> [EXERCISE PROMPT] Give the number of lines below that contain "Recordings", with no other output.

> [DATASET ENTRIES]

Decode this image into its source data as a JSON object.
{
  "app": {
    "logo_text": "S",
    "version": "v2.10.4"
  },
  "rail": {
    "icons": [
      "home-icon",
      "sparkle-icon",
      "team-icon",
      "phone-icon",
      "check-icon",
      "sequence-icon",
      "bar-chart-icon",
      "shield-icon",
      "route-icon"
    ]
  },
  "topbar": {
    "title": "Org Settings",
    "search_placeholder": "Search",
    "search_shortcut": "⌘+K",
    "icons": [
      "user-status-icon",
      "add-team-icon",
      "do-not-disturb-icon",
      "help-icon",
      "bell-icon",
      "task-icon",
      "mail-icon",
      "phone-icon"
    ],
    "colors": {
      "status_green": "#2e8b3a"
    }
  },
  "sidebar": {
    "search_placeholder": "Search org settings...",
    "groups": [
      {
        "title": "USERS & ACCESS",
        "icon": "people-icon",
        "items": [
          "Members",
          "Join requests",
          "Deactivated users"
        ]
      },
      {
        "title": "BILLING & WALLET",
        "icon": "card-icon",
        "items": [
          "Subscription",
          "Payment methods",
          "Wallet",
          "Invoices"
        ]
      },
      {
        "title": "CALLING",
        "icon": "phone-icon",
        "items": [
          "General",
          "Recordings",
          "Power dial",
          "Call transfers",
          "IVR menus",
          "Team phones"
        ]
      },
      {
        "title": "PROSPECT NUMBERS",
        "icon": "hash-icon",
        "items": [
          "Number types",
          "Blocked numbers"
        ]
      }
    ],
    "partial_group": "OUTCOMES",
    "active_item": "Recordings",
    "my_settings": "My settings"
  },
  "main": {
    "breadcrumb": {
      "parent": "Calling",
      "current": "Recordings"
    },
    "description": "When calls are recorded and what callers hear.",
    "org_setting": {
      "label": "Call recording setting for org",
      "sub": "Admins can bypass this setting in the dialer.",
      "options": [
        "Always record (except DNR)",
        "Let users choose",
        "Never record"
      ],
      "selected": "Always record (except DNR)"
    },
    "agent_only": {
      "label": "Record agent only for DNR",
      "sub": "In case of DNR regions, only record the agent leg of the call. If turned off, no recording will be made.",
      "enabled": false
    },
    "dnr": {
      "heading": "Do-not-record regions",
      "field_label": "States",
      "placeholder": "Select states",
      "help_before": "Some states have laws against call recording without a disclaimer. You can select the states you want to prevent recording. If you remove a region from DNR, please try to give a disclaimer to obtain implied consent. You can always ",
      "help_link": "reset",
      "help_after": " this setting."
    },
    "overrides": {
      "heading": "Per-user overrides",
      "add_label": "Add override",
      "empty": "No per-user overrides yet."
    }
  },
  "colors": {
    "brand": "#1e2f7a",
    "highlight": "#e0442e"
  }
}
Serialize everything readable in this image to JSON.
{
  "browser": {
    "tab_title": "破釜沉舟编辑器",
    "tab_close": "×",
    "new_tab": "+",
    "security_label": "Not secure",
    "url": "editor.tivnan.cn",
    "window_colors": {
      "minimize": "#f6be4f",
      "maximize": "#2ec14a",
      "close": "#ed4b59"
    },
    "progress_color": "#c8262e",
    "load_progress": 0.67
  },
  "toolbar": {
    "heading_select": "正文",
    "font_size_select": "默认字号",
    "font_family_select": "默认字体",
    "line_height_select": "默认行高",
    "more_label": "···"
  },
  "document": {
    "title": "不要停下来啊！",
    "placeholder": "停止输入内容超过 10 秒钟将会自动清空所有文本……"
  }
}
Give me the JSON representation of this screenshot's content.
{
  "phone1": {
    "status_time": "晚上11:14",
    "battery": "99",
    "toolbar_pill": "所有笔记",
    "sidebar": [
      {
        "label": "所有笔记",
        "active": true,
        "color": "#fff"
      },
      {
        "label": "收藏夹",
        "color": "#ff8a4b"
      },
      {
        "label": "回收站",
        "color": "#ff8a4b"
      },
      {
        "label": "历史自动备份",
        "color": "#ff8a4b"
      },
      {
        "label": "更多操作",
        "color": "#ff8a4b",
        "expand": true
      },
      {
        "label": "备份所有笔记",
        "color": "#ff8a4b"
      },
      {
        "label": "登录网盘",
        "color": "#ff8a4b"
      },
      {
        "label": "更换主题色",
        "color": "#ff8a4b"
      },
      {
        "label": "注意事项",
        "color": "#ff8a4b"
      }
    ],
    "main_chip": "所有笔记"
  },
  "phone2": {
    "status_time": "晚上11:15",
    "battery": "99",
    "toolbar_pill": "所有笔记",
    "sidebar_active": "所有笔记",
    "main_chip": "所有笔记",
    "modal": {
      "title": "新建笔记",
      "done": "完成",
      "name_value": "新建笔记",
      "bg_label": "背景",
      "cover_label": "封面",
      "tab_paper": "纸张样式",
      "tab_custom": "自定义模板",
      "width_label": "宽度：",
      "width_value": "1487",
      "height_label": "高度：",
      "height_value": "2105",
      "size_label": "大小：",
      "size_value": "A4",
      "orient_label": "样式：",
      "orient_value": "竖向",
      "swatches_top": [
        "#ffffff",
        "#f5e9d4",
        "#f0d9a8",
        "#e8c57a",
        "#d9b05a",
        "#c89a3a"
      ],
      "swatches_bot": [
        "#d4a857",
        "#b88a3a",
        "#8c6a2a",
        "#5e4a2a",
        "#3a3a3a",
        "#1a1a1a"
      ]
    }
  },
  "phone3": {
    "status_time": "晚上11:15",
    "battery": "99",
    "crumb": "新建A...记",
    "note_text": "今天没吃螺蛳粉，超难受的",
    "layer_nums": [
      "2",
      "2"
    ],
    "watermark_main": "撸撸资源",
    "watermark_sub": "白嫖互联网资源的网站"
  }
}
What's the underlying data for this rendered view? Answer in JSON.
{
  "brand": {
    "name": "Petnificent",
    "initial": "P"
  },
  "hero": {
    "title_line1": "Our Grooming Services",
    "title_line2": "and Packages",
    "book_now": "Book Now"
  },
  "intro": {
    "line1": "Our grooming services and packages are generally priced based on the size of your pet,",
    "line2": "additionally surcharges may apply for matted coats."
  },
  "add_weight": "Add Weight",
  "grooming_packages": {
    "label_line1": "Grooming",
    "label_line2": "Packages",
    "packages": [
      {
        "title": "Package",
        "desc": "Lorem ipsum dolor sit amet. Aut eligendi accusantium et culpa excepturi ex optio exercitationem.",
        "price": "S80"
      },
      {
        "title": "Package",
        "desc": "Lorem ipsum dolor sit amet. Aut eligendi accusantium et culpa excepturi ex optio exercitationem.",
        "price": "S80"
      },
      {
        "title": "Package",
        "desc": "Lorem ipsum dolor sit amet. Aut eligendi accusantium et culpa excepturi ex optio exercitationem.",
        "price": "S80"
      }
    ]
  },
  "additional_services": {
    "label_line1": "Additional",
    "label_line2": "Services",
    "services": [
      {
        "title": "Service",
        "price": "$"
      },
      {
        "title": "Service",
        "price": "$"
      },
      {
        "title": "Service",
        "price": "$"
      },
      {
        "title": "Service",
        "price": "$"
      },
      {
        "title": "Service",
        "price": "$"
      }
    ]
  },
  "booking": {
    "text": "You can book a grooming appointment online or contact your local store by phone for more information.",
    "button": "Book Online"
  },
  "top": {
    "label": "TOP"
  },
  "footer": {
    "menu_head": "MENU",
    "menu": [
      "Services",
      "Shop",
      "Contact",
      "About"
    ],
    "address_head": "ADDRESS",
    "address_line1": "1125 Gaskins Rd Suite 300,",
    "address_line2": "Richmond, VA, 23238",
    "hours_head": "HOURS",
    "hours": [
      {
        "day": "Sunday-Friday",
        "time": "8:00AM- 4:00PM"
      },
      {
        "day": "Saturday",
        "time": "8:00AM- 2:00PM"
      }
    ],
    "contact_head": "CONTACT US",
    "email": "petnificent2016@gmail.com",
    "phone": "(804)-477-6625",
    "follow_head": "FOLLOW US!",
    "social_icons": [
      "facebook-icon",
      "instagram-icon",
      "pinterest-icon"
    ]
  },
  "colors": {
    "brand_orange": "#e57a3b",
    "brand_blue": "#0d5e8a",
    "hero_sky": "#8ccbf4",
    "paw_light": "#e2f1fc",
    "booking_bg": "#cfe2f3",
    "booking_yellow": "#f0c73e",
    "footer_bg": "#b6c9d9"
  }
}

> [RESULT] 3